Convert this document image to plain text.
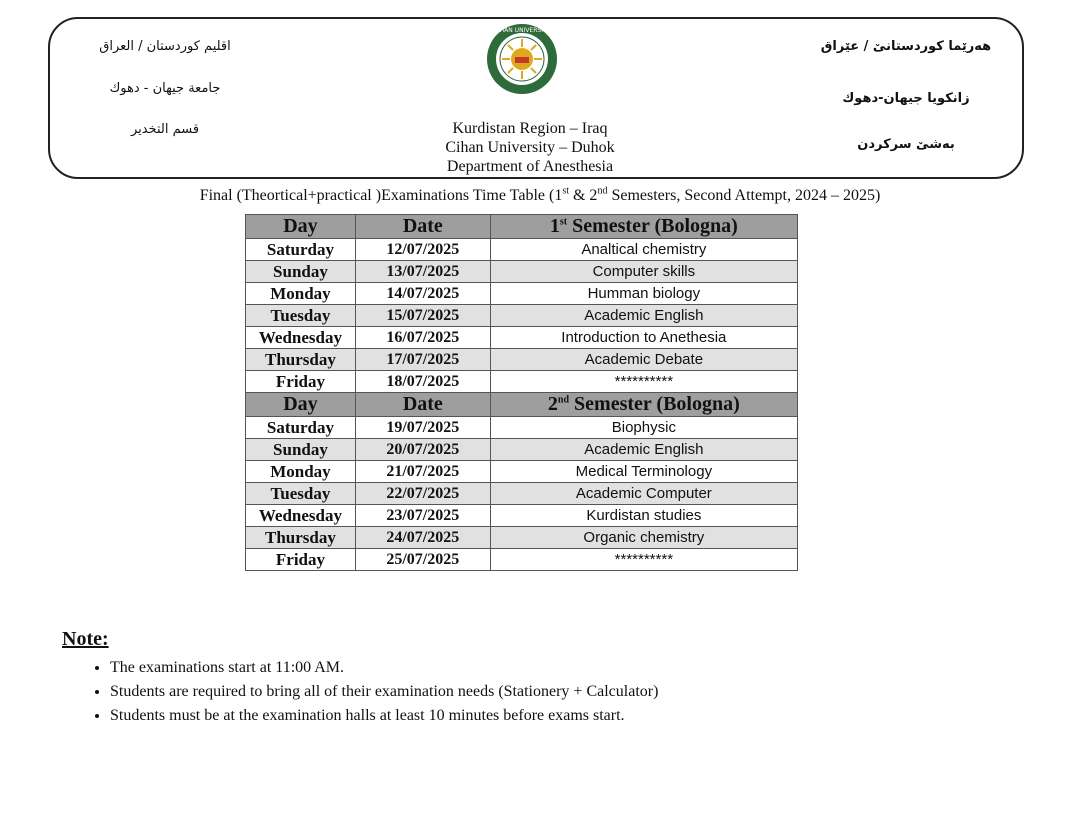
اقليم كوردستان / العراق
جامعة جيهان - دهوك
قسم التخدير
CIHAN UNIVERSITY
Kurdistan Region – Iraq
Cihan University – Duhok
Department of Anesthesia
هەرێما كوردستانێ / عێراق
زانكويا جيهان-دهوك
بەشێ سركردن
Final (Theortical+practical )Examinations Time Table (1st & 2nd Semesters, Second Attempt, 2024 – 2025)
Day	Date	1st Semester (Bologna)
Saturday	12/07/2025	Analtical chemistry
Sunday	13/07/2025	Computer skills
Monday	14/07/2025	Humman biology
Tuesday	15/07/2025	Academic English
Wednesday	16/07/2025	Introduction to Anethesia
Thursday	17/07/2025	Academic Debate
Friday	18/07/2025	**********
Day	Date	2nd Semester (Bologna)
Saturday	19/07/2025	Biophysic
Sunday	20/07/2025	Academic English
Monday	21/07/2025	Medical Terminology
Tuesday	22/07/2025	Academic Computer
Wednesday	23/07/2025	Kurdistan studies
Thursday	24/07/2025	Organic chemistry
Friday	25/07/2025	**********
Note:
• The examinations start at 11:00 AM.
• Students are required to bring all of their examination needs (Stationery + Calculator)
• Students must be at the examination halls at least 10 minutes before exams start.
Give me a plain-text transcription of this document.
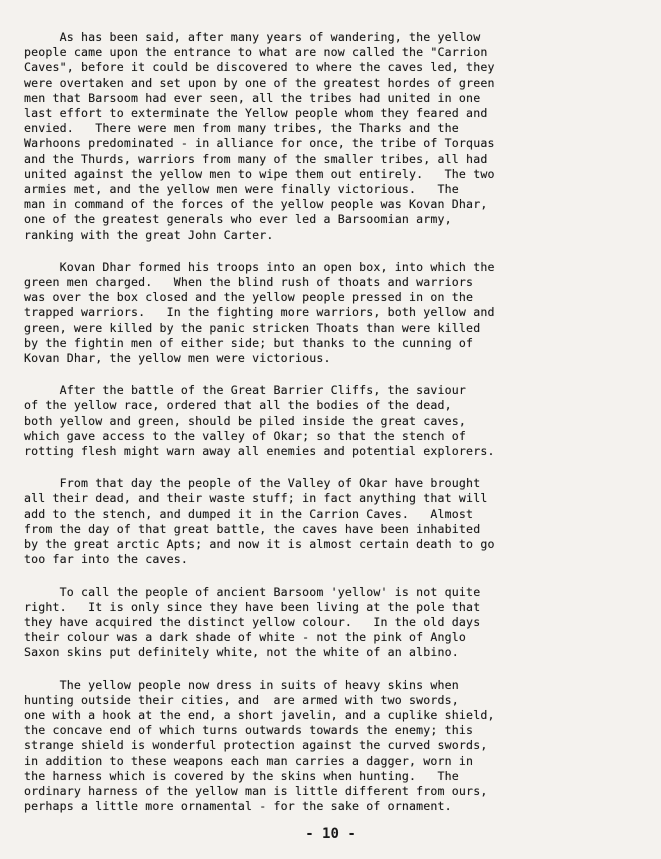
As has been said, after many years of wandering, the yellow
people came upon the entrance to what are now called the "Carrion
Caves", before it could be discovered to where the caves led, they
were overtaken and set upon by one of the greatest hordes of green
men that Barsoom had ever seen, all the tribes had united in one
last effort to exterminate the Yellow people whom they feared and
envied.   There were men from many tribes, the Tharks and the
Warhoons predominated - in alliance for once, the tribe of Torquas
and the Thurds, warriors from many of the smaller tribes, all had
united against the yellow men to wipe them out entirely.   The two
armies met, and the yellow men were finally victorious.   The
man in command of the forces of the yellow people was Kovan Dhar,
one of the greatest generals who ever led a Barsoomian army,
ranking with the great John Carter.
Kovan Dhar formed his troops into an open box, into which the
green men charged.   When the blind rush of thoats and warriors
was over the box closed and the yellow people pressed in on the
trapped warriors.   In the fighting more warriors, both yellow and
green, were killed by the panic stricken Thoats than were killed
by the fightin men of either side; but thanks to the cunning of
Kovan Dhar, the yellow men were victorious.
After the battle of the Great Barrier Cliffs, the saviour
of the yellow race, ordered that all the bodies of the dead,
both yellow and green, should be piled inside the great caves,
which gave access to the valley of Okar; so that the stench of
rotting flesh might warn away all enemies and potential explorers.
From that day the people of the Valley of Okar have brought
all their dead, and their waste stuff; in fact anything that will
add to the stench, and dumped it in the Carrion Caves.   Almost
from the day of that great battle, the caves have been inhabited
by the great arctic Apts; and now it is almost certain death to go
too far into the caves.
To call the people of ancient Barsoom 'yellow' is not quite
right.   It is only since they have been living at the pole that
they have acquired the distinct yellow colour.   In the old days
their colour was a dark shade of white - not the pink of Anglo
Saxon skins put definitely white, not the white of an albino.
The yellow people now dress in suits of heavy skins when
hunting outside their cities, and  are armed with two swords,
one with a hook at the end, a short javelin, and a cuplike shield,
the concave end of which turns outwards towards the enemy; this
strange shield is wonderful protection against the curved swords,
in addition to these weapons each man carries a dagger, worn in
the harness which is covered by the skins when hunting.   The
ordinary harness of the yellow man is little different from ours,
perhaps a little more ornamental - for the sake of ornament.
- 10 -
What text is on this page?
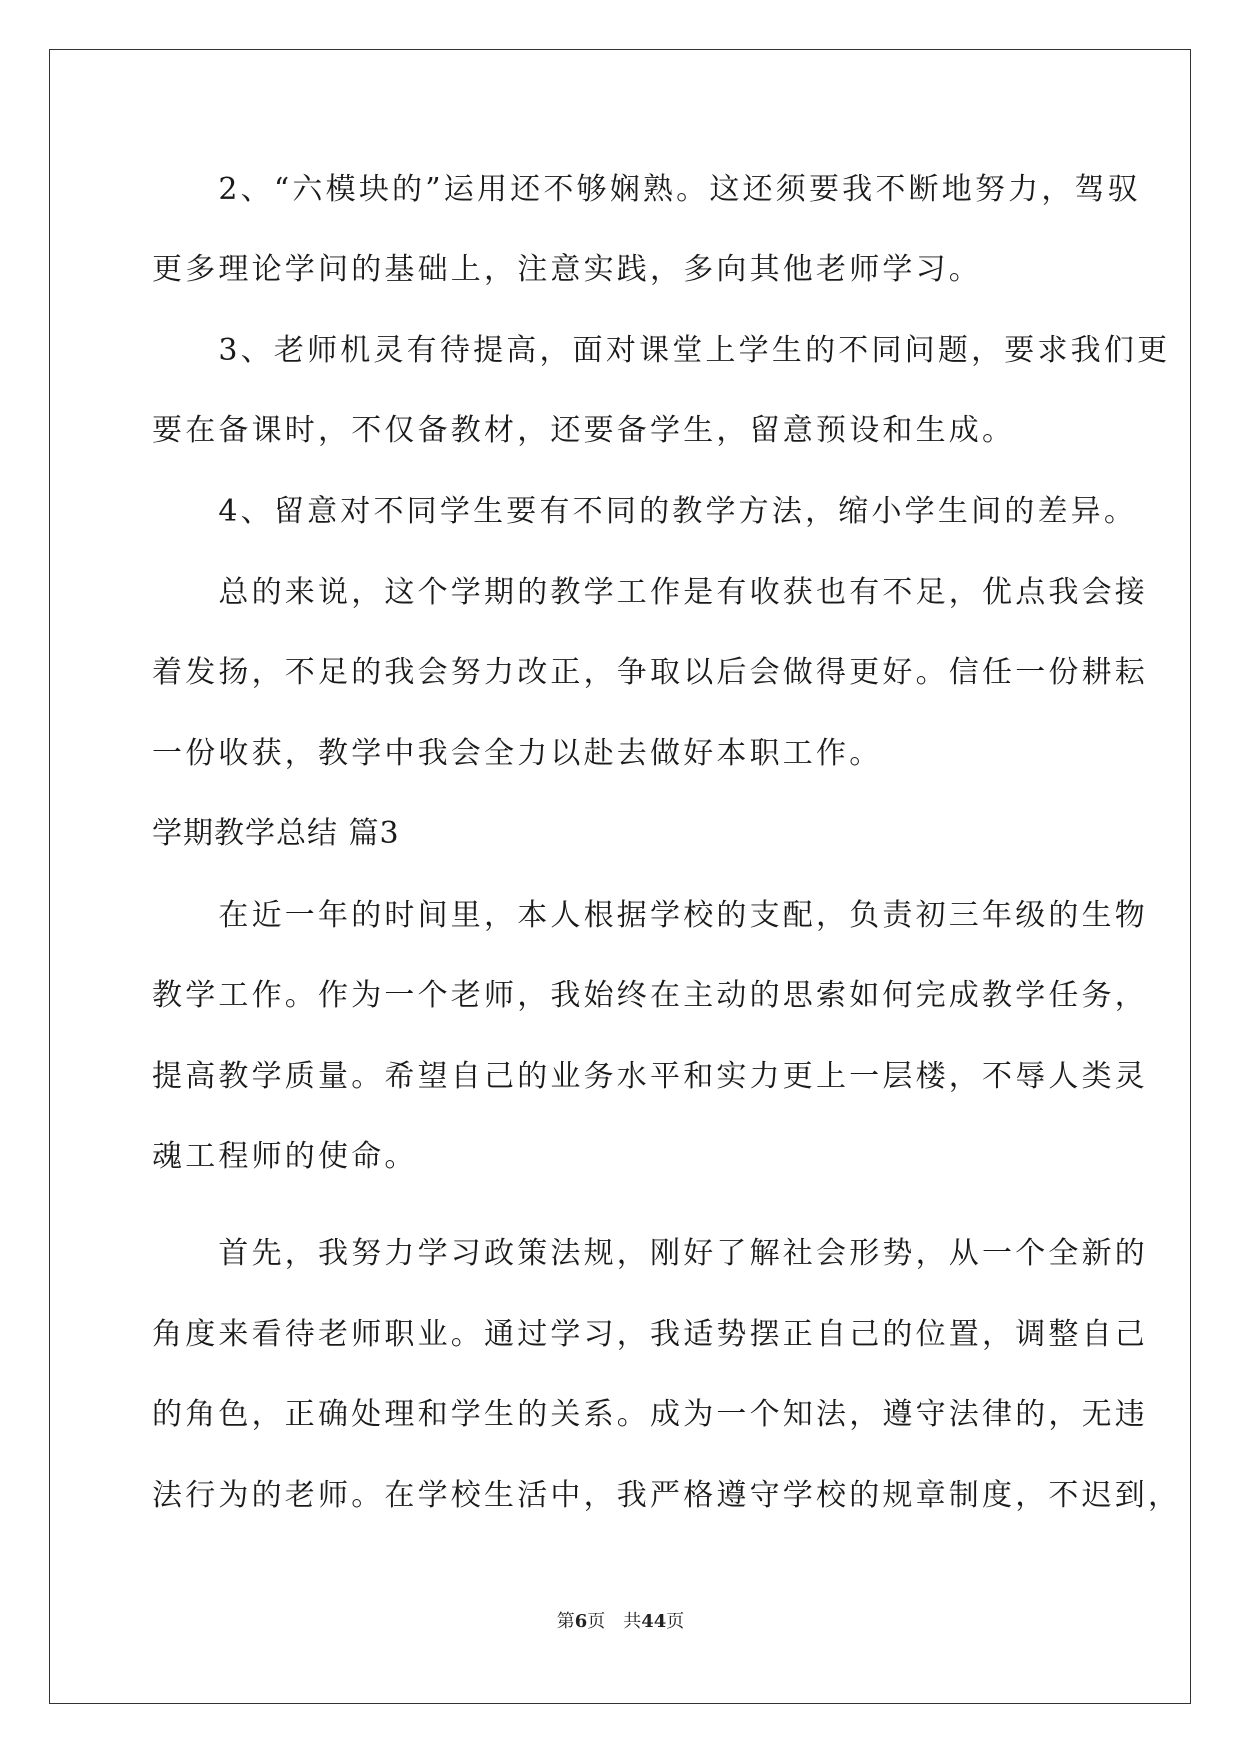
　　2、“六模块的”运用还不够娴熟。这还须要我不断地努力，驾驭
更多理论学问的基础上，注意实践，多向其他老师学习。
　　3、老师机灵有待提高，面对课堂上学生的不同问题，要求我们更
要在备课时，不仅备教材，还要备学生，留意预设和生成。
　　4、留意对不同学生要有不同的教学方法，缩小学生间的差异。
　　总的来说，这个学期的教学工作是有收获也有不足，优点我会接
着发扬，不足的我会努力改正，争取以后会做得更好。信任一份耕耘
一份收获，教学中我会全力以赴去做好本职工作。
学期教学总结 篇3
　　在近一年的时间里，本人根据学校的支配，负责初三年级的生物
教学工作。作为一个老师，我始终在主动的思索如何完成教学任务，
提高教学质量。希望自己的业务水平和实力更上一层楼，不辱人类灵
魂工程师的使命。
　　首先，我努力学习政策法规，刚好了解社会形势，从一个全新的
角度来看待老师职业。通过学习，我适势摆正自己的位置，调整自己
的角色，正确处理和学生的关系。成为一个知法，遵守法律的，无违
法行为的老师。在学校生活中，我严格遵守学校的规章制度，不迟到，
第6页　共44页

> [GIVEN INSTRUCTION]
Repeat each entry above word for word, leaving every picture out.

> [ANSWER FOR THIS EXERCISE]
Convert this document image to plain text.
اقليم كوردستان / العراق
جامعة جيهان - دهوك
قسم التخدير
CIHAN UNIVERSITY
Kurdistan Region – Iraq
Cihan University – Duhok
Department of Anesthesia
هەرێما كوردستانێ / عێراق
زانكويا جيهان-دهوك
بەشێ سركردن
Final (Theortical+practical )Examinations Time Table (1st & 2nd Semesters, Second Attempt, 2024 – 2025)
Day	Date	1st Semester (Bologna)
Saturday	12/07/2025	Analtical chemistry
Sunday	13/07/2025	Computer skills
Monday	14/07/2025	Humman biology
Tuesday	15/07/2025	Academic English
Wednesday	16/07/2025	Introduction to Anethesia
Thursday	17/07/2025	Academic Debate
Friday	18/07/2025	**********
Day	Date	2nd Semester (Bologna)
Saturday	19/07/2025	Biophysic
Sunday	20/07/2025	Academic English
Monday	21/07/2025	Medical Terminology
Tuesday	22/07/2025	Academic Computer
Wednesday	23/07/2025	Kurdistan studies
Thursday	24/07/2025	Organic chemistry
Friday	25/07/2025	**********
Note:
• The examinations start at 11:00 AM.
• Students are required to bring all of their examination needs (Stationery + Calculator)
• Students must be at the examination halls at least 10 minutes before exams start.
Give me a plain-text transcription of this document.
As has been said, after many years of wandering, the yellow
people came upon the entrance to what are now called the "Carrion
Caves", before it could be discovered to where the caves led, they
were overtaken and set upon by one of the greatest hordes of green
men that Barsoom had ever seen, all the tribes had united in one
last effort to exterminate the Yellow people whom they feared and
envied.   There were men from many tribes, the Tharks and the
Warhoons predominated - in alliance for once, the tribe of Torquas
and the Thurds, warriors from many of the smaller tribes, all had
united against the yellow men to wipe them out entirely.   The two
armies met, and the yellow men were finally victorious.   The
man in command of the forces of the yellow people was Kovan Dhar,
one of the greatest generals who ever led a Barsoomian army,
ranking with the great John Carter.
Kovan Dhar formed his troops into an open box, into which the
green men charged.   When the blind rush of thoats and warriors
was over the box closed and the yellow people pressed in on the
trapped warriors.   In the fighting more warriors, both yellow and
green, were killed by the panic stricken Thoats than were killed
by the fightin men of either side; but thanks to the cunning of
Kovan Dhar, the yellow men were victorious.
After the battle of the Great Barrier Cliffs, the saviour
of the yellow race, ordered that all the bodies of the dead,
both yellow and green, should be piled inside the great caves,
which gave access to the valley of Okar; so that the stench of
rotting flesh might warn away all enemies and potential explorers.
From that day the people of the Valley of Okar have brought
all their dead, and their waste stuff; in fact anything that will
add to the stench, and dumped it in the Carrion Caves.   Almost
from the day of that great battle, the caves have been inhabited
by the great arctic Apts; and now it is almost certain death to go
too far into the caves.
To call the people of ancient Barsoom 'yellow' is not quite
right.   It is only since they have been living at the pole that
they have acquired the distinct yellow colour.   In the old days
their colour was a dark shade of white - not the pink of Anglo
Saxon skins put definitely white, not the white of an albino.
The yellow people now dress in suits of heavy skins when
hunting outside their cities, and  are armed with two swords,
one with a hook at the end, a short javelin, and a cuplike shield,
the concave end of which turns outwards towards the enemy; this
strange shield is wonderful protection against the curved swords,
in addition to these weapons each man carries a dagger, worn in
the harness which is covered by the skins when hunting.   The
ordinary harness of the yellow man is little different from ours,
perhaps a little more ornamental - for the sake of ornament.
- 10 -
What text is on this page?
　　2、“六模块的”运用还不够娴熟。这还须要我不断地努力，驾驭
更多理论学问的基础上，注意实践，多向其他老师学习。
　　3、老师机灵有待提高，面对课堂上学生的不同问题，要求我们更
要在备课时，不仅备教材，还要备学生，留意预设和生成。
　　4、留意对不同学生要有不同的教学方法，缩小学生间的差异。
　　总的来说，这个学期的教学工作是有收获也有不足，优点我会接
着发扬，不足的我会努力改正，争取以后会做得更好。信任一份耕耘
一份收获，教学中我会全力以赴去做好本职工作。
学期教学总结 篇3
　　在近一年的时间里，本人根据学校的支配，负责初三年级的生物
教学工作。作为一个老师，我始终在主动的思索如何完成教学任务，
提高教学质量。希望自己的业务水平和实力更上一层楼，不辱人类灵
魂工程师的使命。
　　首先，我努力学习政策法规，刚好了解社会形势，从一个全新的
角度来看待老师职业。通过学习，我适势摆正自己的位置，调整自己
的角色，正确处理和学生的关系。成为一个知法，遵守法律的，无违
法行为的老师。在学校生活中，我严格遵守学校的规章制度，不迟到，
第6页　共44页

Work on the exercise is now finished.